→ **WHAT THE TASK REQUIRES**
Filter the listing below to retain only the lines that contain the word "elements". The match is case-sensitive.

[Records from a collection]
========================

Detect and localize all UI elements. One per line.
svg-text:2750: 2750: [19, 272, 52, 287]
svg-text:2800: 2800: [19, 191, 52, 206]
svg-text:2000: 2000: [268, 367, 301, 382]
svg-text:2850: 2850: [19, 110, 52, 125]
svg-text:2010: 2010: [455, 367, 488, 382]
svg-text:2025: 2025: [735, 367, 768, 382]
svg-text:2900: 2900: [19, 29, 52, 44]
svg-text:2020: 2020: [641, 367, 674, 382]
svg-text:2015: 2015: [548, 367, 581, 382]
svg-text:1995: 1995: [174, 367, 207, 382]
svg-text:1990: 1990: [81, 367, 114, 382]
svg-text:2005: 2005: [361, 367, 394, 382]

========================

→ **FINAL RESULT**
Detect and localize all UI elements. One per line.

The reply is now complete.